What is needed: Copy out the entries in full and with complete accuracy; pictures are excluded.
:: Data supplied
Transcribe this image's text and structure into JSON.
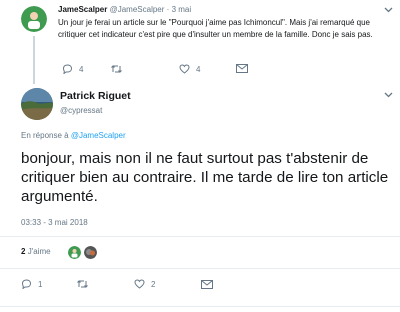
{
  "parent_tweet": {
    "author_name": "JameScalper",
    "author_handle": "@JameScalper",
    "separator": "·",
    "time": "3 mai",
    "text": "Un jour je ferai un article sur le \"Pourquoi j'aime pas Ichimoncul\". Mais j'ai remarqué que critiquer cet indicateur c'est pire que d'insulter un membre de la famille. Donc je sais pas.",
    "reply_count": "4",
    "retweet_count": "",
    "like_count": "4"
  },
  "main_tweet": {
    "author_name": "Patrick Riguet",
    "author_handle": "@cypressat",
    "in_reply_prefix": "En réponse à",
    "in_reply_handle": "@JameScalper",
    "text": "bonjour, mais non il ne faut surtout pas t'abstenir de critiquer bien au contraire. Il me tarde de lire ton article argumenté.",
    "timestamp": "03:33 - 3 mai 2018",
    "likes_count": "2",
    "likes_label": "J'aime",
    "reply_count": "1",
    "retweet_count": "",
    "like_count": "2"
  },
  "colors": {
    "accent": "#1da1f2",
    "muted": "#657786",
    "text": "#14171a",
    "divider": "#e6ecf0"
  },
  "icons": {
    "reply": "reply-icon",
    "retweet": "retweet-icon",
    "like": "heart-icon",
    "dm": "envelope-icon",
    "more": "chevron-down-icon"
  }
}
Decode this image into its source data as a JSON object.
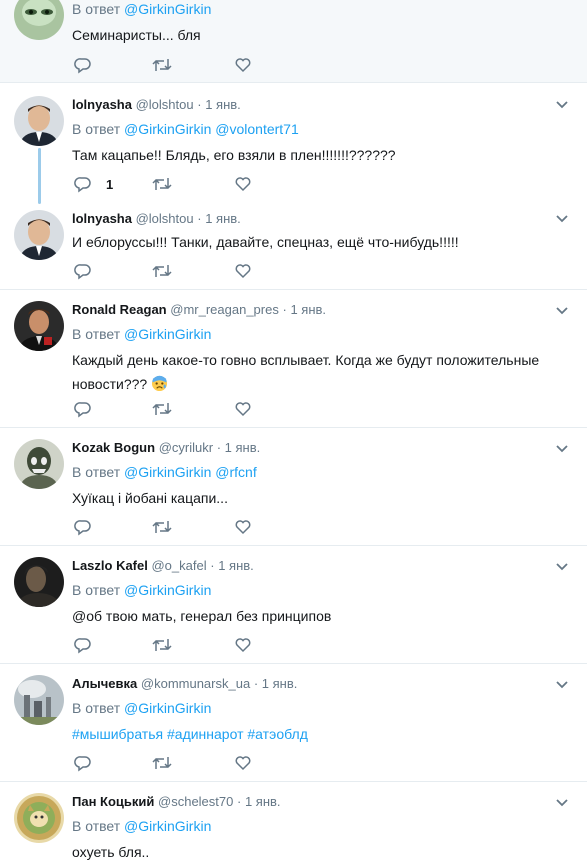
::::
Result of the task:
Transcribe this image's text and structure into JSON.
{
  "parent_tweet": {
    "author_name": "JameScalper",
    "author_handle": "@JameScalper",
    "separator": "·",
    "time": "3 mai",
    "text": "Un jour je ferai un article sur le \"Pourquoi j'aime pas Ichimoncul\". Mais j'ai remarqué que critiquer cet indicateur c'est pire que d'insulter un membre de la famille. Donc je sais pas.",
    "reply_count": "4",
    "retweet_count": "",
    "like_count": "4"
  },
  "main_tweet": {
    "author_name": "Patrick Riguet",
    "author_handle": "@cypressat",
    "in_reply_prefix": "En réponse à",
    "in_reply_handle": "@JameScalper",
    "text": "bonjour, mais non il ne faut surtout pas t'abstenir de critiquer bien au contraire. Il me tarde de lire ton article argumenté.",
    "timestamp": "03:33 - 3 mai 2018",
    "likes_count": "2",
    "likes_label": "J'aime",
    "reply_count": "1",
    "retweet_count": "",
    "like_count": "2"
  },
  "colors": {
    "accent": "#1da1f2",
    "muted": "#657786",
    "text": "#14171a",
    "divider": "#e6ecf0"
  },
  "icons": {
    "reply": "reply-icon",
    "retweet": "retweet-icon",
    "like": "heart-icon",
    "dm": "envelope-icon",
    "more": "chevron-down-icon"
  }
}
Decode this image into its source data as a JSON object.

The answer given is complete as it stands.